-- Material for this task start --

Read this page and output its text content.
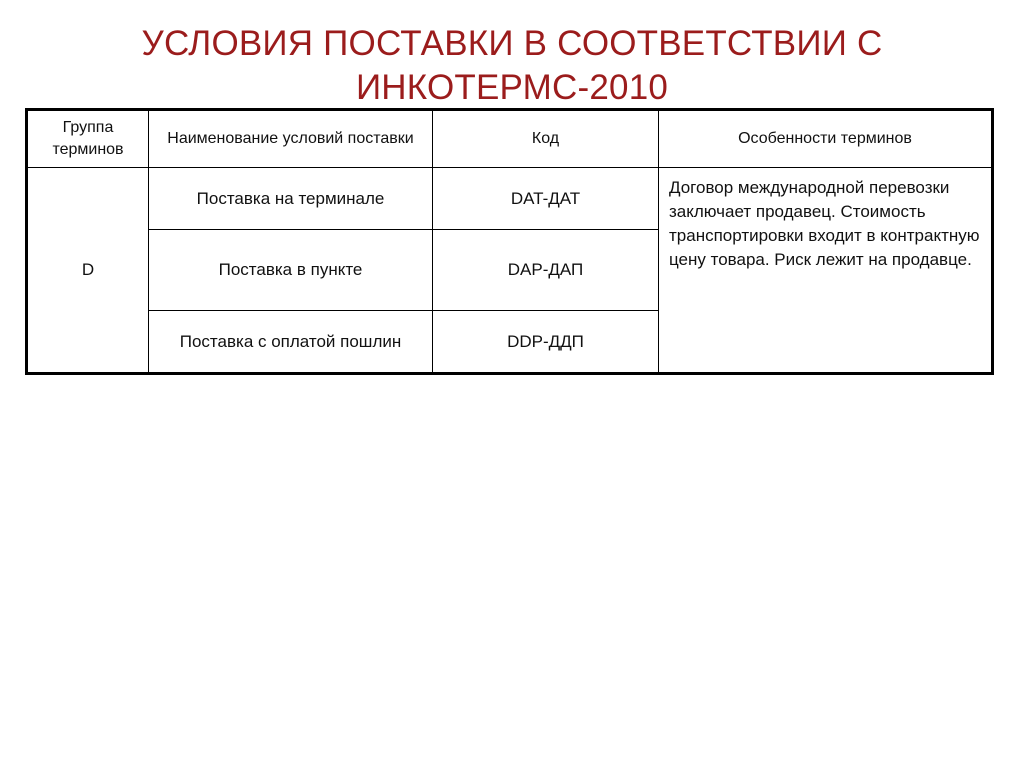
УСЛОВИЯ ПОСТАВКИ В СООТВЕТСТВИИ С
ИНКОТЕРМС-2010
Группа терминов	Наименование условий поставки	Код	Особенности терминов
D	Поставка на терминале	DAT-ДАТ	Договор международной перевозки заключает продавец. Стоимость транспортировки входит в контрактную цену товара. Риск лежит на продавце.
	Поставка в пункте	DAP-ДАП	
	Поставка с оплатой пошлин	DDP-ДДП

-- Material for this task end --

Across the material above, how many lines include the string "Поставка"? Only the number is wanted.

_The completed task_. 3